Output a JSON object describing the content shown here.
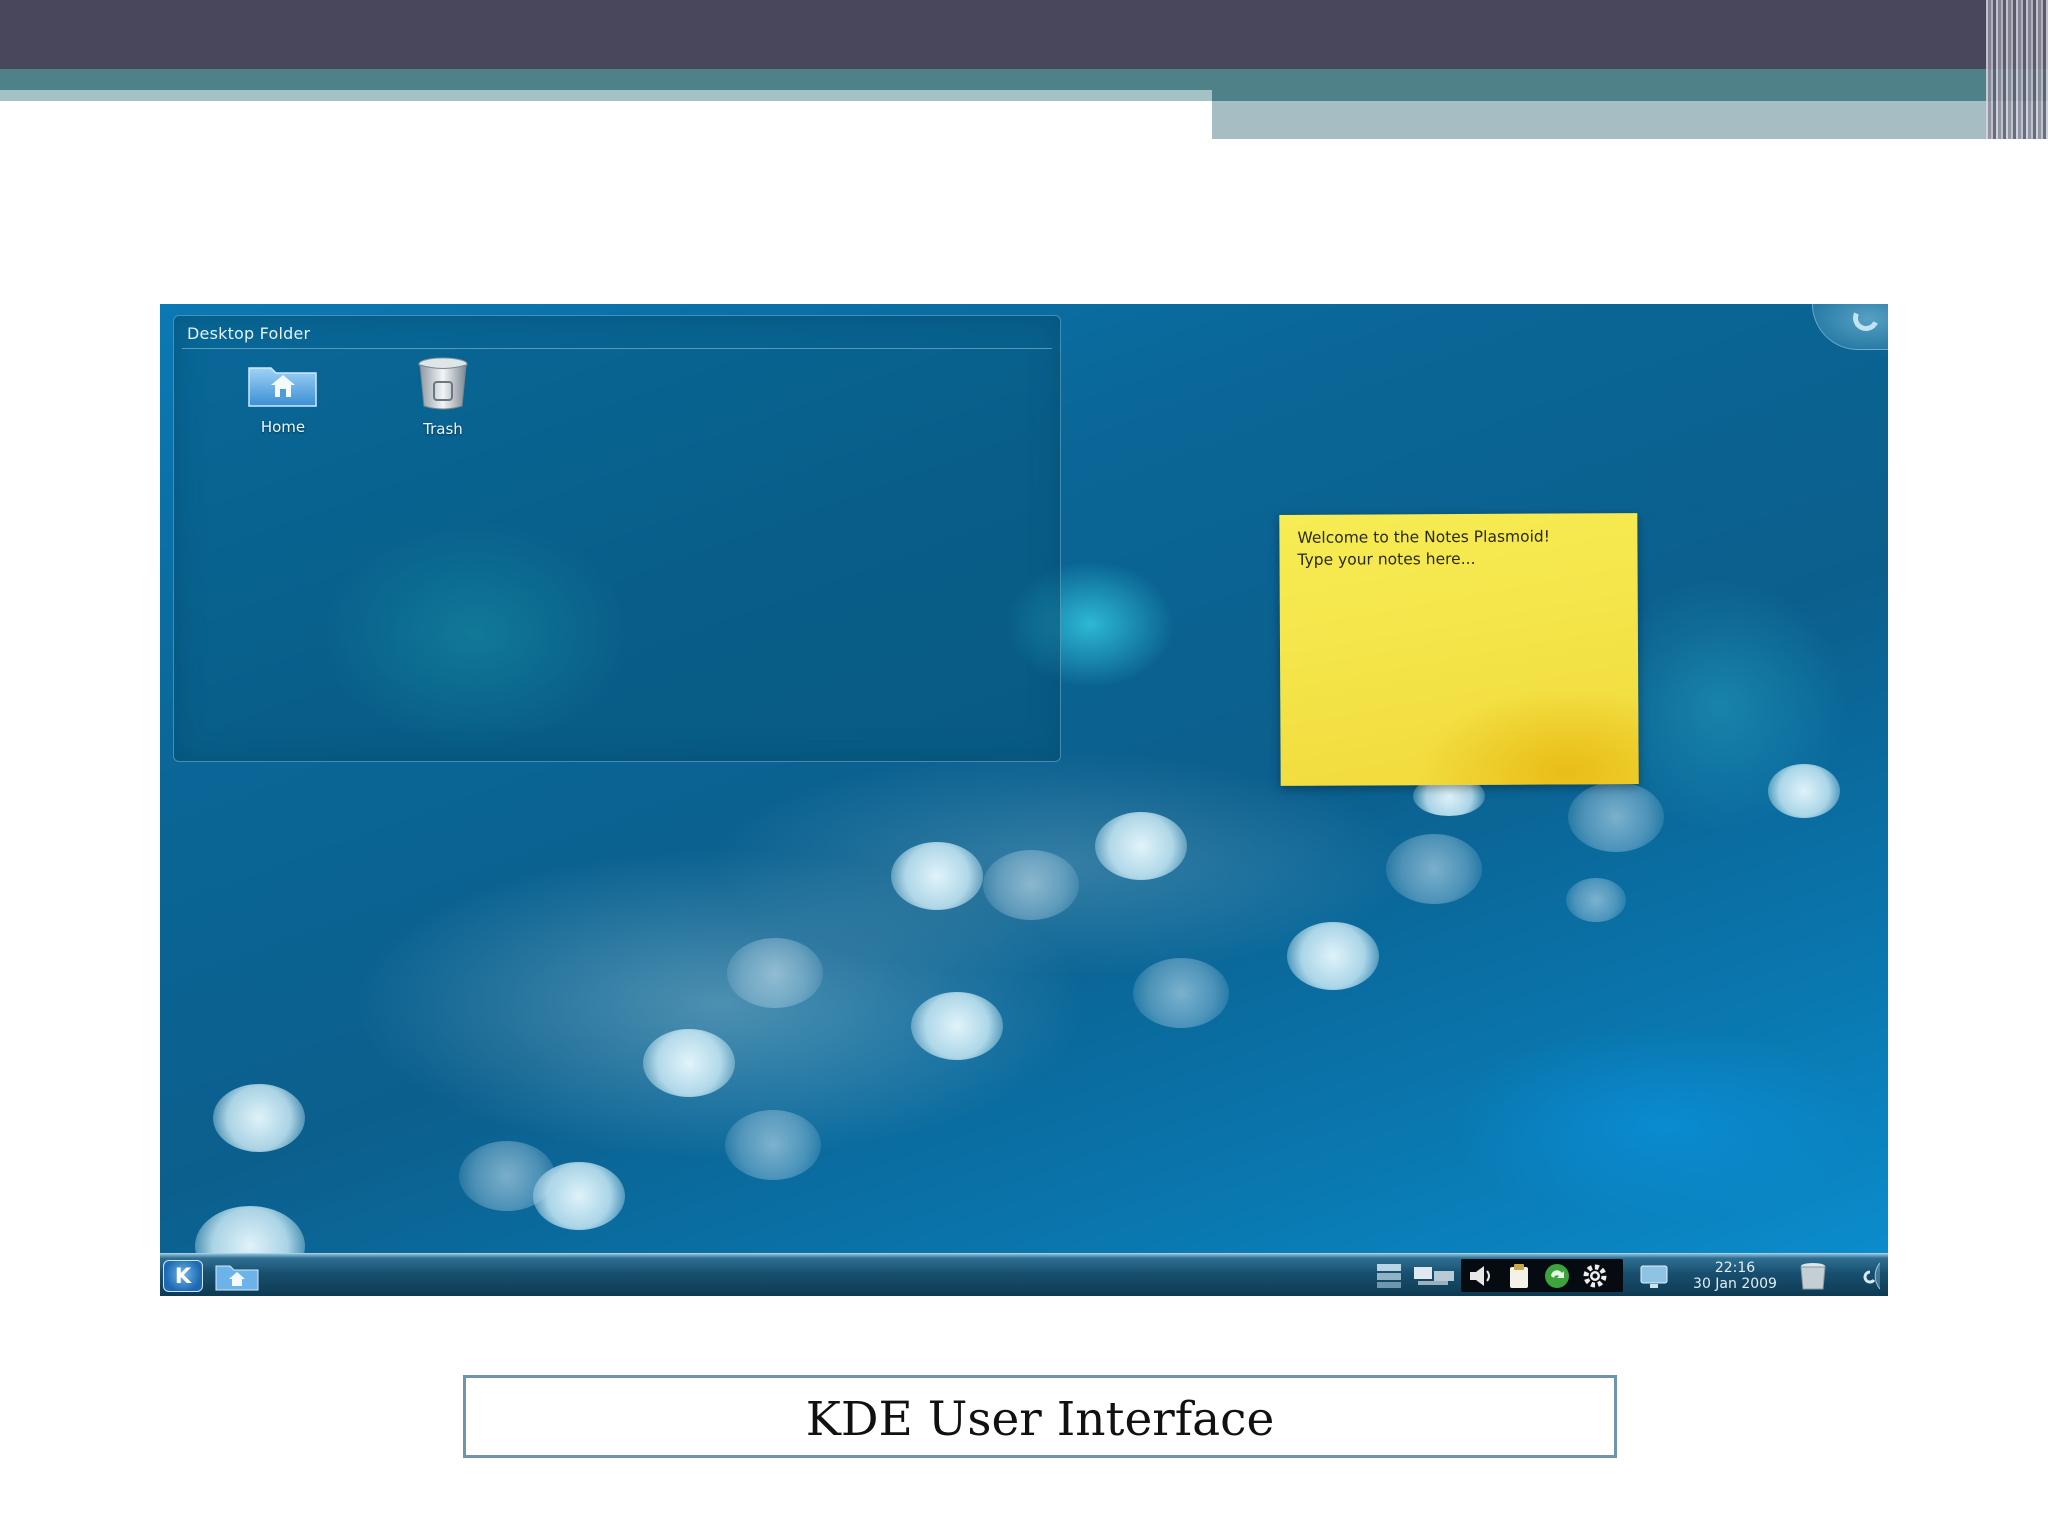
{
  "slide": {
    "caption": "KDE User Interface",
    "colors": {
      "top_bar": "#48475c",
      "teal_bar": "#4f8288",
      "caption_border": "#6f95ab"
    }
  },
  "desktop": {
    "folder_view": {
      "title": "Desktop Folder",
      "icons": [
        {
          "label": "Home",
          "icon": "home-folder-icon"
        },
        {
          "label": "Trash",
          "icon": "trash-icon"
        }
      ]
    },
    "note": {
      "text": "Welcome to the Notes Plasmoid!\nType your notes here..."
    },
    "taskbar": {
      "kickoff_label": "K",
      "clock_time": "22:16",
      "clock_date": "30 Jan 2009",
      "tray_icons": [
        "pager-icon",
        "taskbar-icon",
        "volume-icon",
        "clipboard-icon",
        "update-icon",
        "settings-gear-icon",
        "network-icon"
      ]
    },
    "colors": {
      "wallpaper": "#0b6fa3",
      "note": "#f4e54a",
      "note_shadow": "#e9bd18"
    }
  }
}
--
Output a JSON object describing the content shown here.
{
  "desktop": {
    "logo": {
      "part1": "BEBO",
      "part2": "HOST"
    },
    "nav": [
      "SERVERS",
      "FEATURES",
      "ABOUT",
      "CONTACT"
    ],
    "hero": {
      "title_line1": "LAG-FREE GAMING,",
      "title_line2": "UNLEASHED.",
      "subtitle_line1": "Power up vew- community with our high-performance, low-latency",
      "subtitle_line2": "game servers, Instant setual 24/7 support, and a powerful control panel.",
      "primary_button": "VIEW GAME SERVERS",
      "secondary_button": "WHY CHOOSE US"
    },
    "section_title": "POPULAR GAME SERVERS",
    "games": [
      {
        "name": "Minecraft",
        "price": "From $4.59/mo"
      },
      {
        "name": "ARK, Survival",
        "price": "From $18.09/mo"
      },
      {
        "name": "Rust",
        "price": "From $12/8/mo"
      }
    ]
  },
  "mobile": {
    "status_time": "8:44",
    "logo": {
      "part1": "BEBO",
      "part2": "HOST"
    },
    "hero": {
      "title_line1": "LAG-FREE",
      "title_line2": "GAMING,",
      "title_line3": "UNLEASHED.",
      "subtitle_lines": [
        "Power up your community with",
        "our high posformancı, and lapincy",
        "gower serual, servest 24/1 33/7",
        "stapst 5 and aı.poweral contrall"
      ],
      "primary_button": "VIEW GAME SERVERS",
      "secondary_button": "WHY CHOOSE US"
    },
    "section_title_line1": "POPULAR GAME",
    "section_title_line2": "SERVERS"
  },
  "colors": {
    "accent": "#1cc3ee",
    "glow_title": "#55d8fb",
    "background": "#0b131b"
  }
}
--
Exercise requirements
Copy each line of the data that contains the word "name".

Exercise response
        "name": "Minecraft",
        "name": "ARK, Survival",
        "name": "Rust",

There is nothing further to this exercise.